WHAT TO DO
Repeat each line of the material below exactly as it appears, minus any pictures.
--- start DATA ROWS ---
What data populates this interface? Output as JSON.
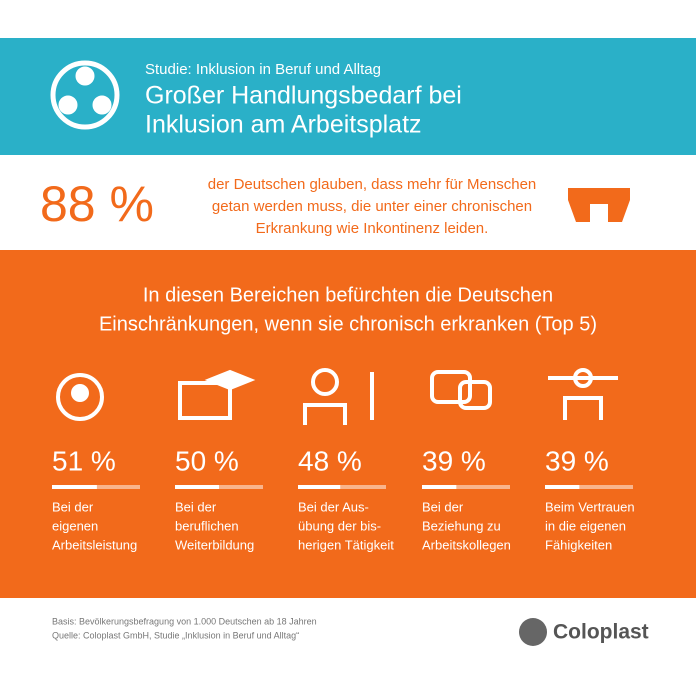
{
  "header": {
    "subtitle": "Studie: Inklusion in Beruf und Alltag",
    "title_lines": [
      "Großer Handlungsbedarf bei",
      "Inklusion am Arbeitsplatz"
    ]
  },
  "highlight": {
    "value_label": "88 %",
    "text_lines": [
      "der Deutschen glauben, dass mehr für Menschen",
      "getan werden muss, die unter einer chronischen",
      "Erkrankung wie Inkontinenz leiden."
    ]
  },
  "section": {
    "heading_lines": [
      "In diesen Bereichen befürchten die Deutschen",
      "Einschränkungen, wenn sie chronisch erkranken (Top 5)"
    ],
    "items": [
      {
        "value": 51,
        "value_label": "51 %",
        "text_lines": [
          "Bei der",
          "eigenen",
          "Arbeitsleistung"
        ]
      },
      {
        "value": 50,
        "value_label": "50 %",
        "text_lines": [
          "Bei der",
          "beruflichen",
          "Weiterbildung"
        ]
      },
      {
        "value": 48,
        "value_label": "48 %",
        "text_lines": [
          "Bei der Aus-",
          "übung der bis-",
          "herigen Tätigkeit"
        ]
      },
      {
        "value": 39,
        "value_label": "39 %",
        "text_lines": [
          "Bei der",
          "Beziehung zu",
          "Arbeitskollegen"
        ]
      },
      {
        "value": 39,
        "value_label": "39 %",
        "text_lines": [
          "Beim Vertrauen",
          "in die eigenen",
          "Fähigkeiten"
        ]
      }
    ]
  },
  "footer": {
    "source_lines": [
      "Basis: Bevölkerungsbefragung von 1.000 Deutschen ab 18 Jahren",
      "Quelle: Coloplast GmbH, Studie „Inklusion in Beruf und Alltag“"
    ],
    "brand": "Coloplast"
  }
}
--- end DATA ROWS ---
ANSWER
What data populates this interface? Output as JSON.
{
  "header": {
    "subtitle": "Studie: Inklusion in Beruf und Alltag",
    "title_lines": [
      "Großer Handlungsbedarf bei",
      "Inklusion am Arbeitsplatz"
    ]
  },
  "highlight": {
    "value_label": "88 %",
    "text_lines": [
      "der Deutschen glauben, dass mehr für Menschen",
      "getan werden muss, die unter einer chronischen",
      "Erkrankung wie Inkontinenz leiden."
    ]
  },
  "section": {
    "heading_lines": [
      "In diesen Bereichen befürchten die Deutschen",
      "Einschränkungen, wenn sie chronisch erkranken (Top 5)"
    ],
    "items": [
      {
        "value": 51,
        "value_label": "51 %",
        "text_lines": [
          "Bei der",
          "eigenen",
          "Arbeitsleistung"
        ]
      },
      {
        "value": 50,
        "value_label": "50 %",
        "text_lines": [
          "Bei der",
          "beruflichen",
          "Weiterbildung"
        ]
      },
      {
        "value": 48,
        "value_label": "48 %",
        "text_lines": [
          "Bei der Aus-",
          "übung der bis-",
          "herigen Tätigkeit"
        ]
      },
      {
        "value": 39,
        "value_label": "39 %",
        "text_lines": [
          "Bei der",
          "Beziehung zu",
          "Arbeitskollegen"
        ]
      },
      {
        "value": 39,
        "value_label": "39 %",
        "text_lines": [
          "Beim Vertrauen",
          "in die eigenen",
          "Fähigkeiten"
        ]
      }
    ]
  },
  "footer": {
    "source_lines": [
      "Basis: Bevölkerungsbefragung von 1.000 Deutschen ab 18 Jahren",
      "Quelle: Coloplast GmbH, Studie „Inklusion in Beruf und Alltag“"
    ],
    "brand": "Coloplast"
  }
}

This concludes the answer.